## WRITTEN TASK
Go through the entries one line at a time, and gather every line that has the word "Vaca".

## ITEMS
[Start]

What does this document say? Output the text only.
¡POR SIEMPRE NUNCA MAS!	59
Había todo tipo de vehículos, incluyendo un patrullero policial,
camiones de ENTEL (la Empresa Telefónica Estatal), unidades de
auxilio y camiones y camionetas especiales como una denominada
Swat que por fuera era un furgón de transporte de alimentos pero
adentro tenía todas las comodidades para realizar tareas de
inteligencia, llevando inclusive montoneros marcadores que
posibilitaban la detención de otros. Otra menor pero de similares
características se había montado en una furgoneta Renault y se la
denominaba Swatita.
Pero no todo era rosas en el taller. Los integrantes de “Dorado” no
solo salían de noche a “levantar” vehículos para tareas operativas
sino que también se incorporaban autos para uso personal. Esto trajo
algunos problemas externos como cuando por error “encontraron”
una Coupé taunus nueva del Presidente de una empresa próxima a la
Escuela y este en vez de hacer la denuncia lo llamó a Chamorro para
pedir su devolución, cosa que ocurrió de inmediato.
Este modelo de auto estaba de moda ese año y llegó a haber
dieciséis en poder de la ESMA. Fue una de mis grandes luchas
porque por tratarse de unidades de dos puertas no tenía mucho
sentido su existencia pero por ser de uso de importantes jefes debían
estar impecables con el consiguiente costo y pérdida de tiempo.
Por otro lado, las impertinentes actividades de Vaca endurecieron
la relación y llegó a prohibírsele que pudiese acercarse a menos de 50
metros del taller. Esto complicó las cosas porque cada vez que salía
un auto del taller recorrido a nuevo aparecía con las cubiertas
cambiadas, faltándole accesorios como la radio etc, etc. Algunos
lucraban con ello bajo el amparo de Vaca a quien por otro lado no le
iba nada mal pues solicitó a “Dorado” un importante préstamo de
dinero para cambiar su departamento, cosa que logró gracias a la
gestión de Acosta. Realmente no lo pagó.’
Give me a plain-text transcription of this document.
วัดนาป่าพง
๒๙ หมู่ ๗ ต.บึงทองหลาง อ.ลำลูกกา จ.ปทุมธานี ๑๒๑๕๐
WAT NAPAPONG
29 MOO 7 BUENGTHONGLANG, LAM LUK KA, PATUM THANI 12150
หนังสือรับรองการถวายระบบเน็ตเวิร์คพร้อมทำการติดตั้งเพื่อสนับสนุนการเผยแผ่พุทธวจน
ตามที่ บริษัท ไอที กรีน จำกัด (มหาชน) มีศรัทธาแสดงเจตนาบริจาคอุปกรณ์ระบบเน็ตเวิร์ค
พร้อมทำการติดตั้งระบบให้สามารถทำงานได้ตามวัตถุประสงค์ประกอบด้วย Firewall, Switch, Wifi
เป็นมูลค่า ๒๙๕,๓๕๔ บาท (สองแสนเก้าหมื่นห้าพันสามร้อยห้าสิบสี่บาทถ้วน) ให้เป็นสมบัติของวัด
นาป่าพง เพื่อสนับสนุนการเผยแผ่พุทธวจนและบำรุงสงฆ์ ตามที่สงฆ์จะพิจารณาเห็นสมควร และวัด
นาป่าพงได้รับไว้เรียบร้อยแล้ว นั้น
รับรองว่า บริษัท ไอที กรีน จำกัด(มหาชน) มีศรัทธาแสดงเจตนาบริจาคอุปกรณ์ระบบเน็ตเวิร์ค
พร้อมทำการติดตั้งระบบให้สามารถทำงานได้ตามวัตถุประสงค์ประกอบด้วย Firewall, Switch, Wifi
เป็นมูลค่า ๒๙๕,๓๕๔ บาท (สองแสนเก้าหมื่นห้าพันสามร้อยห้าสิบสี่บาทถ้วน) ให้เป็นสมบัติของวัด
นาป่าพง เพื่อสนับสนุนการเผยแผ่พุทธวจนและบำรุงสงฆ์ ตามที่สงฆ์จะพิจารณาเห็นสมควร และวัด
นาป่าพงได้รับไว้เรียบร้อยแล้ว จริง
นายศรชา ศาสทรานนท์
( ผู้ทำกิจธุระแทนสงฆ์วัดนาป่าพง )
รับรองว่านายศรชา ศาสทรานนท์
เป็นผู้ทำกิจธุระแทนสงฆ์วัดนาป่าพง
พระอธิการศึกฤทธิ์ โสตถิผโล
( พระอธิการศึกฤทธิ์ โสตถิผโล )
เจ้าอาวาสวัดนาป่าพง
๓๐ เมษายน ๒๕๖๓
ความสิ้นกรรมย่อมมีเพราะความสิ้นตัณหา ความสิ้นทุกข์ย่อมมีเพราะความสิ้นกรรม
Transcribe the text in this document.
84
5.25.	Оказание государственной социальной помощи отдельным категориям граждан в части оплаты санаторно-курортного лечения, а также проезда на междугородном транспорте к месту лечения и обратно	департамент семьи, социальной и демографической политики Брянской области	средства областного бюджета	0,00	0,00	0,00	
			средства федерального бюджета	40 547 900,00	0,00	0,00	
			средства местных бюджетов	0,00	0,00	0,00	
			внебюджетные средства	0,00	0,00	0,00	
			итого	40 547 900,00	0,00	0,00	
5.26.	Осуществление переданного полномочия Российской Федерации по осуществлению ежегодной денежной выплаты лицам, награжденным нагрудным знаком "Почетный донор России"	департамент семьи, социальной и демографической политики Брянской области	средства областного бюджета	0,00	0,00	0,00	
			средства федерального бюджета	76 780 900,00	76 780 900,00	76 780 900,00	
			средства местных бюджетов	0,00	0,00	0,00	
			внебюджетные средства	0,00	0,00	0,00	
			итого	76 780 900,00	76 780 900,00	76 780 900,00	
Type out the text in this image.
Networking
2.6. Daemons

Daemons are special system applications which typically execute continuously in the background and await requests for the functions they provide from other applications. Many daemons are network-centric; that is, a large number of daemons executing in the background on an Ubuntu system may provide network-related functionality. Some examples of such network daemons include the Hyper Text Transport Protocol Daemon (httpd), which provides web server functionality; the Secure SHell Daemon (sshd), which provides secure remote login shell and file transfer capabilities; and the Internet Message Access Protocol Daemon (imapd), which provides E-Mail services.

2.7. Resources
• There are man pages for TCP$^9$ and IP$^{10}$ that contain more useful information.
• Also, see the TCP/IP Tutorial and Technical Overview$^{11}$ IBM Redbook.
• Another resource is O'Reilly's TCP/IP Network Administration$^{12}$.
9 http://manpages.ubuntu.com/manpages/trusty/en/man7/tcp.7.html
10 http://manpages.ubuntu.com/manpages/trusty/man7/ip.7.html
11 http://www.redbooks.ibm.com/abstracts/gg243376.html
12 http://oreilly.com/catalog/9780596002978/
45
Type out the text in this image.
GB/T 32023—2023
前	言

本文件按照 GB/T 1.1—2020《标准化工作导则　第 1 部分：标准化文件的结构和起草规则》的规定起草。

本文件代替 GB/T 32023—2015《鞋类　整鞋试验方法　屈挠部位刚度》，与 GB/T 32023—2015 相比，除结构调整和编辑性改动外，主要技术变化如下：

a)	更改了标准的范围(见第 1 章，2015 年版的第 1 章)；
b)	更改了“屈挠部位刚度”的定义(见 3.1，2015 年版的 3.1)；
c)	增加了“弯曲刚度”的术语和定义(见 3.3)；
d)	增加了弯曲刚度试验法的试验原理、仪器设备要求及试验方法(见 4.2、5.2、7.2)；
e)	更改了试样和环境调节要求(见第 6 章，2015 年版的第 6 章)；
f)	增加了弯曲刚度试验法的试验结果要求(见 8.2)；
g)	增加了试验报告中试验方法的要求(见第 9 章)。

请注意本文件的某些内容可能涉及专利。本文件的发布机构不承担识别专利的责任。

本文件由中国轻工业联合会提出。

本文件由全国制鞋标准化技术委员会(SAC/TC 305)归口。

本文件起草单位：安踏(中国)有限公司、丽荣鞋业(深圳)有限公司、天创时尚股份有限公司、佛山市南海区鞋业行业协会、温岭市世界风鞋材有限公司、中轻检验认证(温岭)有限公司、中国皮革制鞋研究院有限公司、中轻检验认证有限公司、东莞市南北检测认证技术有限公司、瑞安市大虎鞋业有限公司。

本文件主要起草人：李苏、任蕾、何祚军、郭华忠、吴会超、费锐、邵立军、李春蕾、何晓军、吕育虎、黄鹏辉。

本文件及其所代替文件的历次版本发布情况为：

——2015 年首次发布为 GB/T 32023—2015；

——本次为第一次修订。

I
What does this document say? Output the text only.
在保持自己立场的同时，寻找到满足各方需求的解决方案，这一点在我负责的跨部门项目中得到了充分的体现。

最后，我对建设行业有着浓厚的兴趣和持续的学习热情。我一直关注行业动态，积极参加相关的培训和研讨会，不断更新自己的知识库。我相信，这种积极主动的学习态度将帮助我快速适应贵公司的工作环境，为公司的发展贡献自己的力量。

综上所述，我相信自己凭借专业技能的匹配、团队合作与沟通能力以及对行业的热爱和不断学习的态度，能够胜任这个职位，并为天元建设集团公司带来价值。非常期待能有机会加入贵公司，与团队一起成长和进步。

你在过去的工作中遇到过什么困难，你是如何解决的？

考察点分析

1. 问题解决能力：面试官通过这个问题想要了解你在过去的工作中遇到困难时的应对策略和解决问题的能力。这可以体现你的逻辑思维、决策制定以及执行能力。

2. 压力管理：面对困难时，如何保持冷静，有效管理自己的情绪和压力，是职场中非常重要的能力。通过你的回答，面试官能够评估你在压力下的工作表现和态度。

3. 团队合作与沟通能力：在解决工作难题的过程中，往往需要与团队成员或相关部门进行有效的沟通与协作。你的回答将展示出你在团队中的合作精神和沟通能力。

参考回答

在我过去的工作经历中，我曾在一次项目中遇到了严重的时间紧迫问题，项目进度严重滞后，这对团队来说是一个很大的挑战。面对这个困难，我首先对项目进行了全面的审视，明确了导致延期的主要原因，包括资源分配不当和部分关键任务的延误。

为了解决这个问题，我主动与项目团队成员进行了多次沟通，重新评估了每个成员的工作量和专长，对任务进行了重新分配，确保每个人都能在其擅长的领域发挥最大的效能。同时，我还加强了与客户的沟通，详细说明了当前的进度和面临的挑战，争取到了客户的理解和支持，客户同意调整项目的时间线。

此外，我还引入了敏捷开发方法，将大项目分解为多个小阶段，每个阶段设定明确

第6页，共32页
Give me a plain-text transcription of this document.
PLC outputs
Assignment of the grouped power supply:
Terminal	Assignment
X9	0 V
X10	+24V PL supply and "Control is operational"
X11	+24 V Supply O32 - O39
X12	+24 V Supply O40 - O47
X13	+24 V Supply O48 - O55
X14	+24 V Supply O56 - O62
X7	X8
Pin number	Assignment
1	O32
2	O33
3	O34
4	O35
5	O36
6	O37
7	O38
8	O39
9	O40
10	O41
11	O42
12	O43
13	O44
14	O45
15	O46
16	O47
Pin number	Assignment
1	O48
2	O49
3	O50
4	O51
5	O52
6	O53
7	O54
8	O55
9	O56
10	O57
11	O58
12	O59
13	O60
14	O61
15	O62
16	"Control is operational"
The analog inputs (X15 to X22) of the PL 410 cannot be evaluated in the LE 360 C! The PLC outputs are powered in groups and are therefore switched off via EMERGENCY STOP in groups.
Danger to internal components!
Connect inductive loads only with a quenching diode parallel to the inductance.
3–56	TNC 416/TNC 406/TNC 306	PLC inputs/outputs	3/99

[End]

## OUTPUT OF THE EXERCISE
Por otro lado, las impertinentes actividades de Vaca endurecieron
lucraban con ello bajo el amparo de Vaca a quien por otro lado no le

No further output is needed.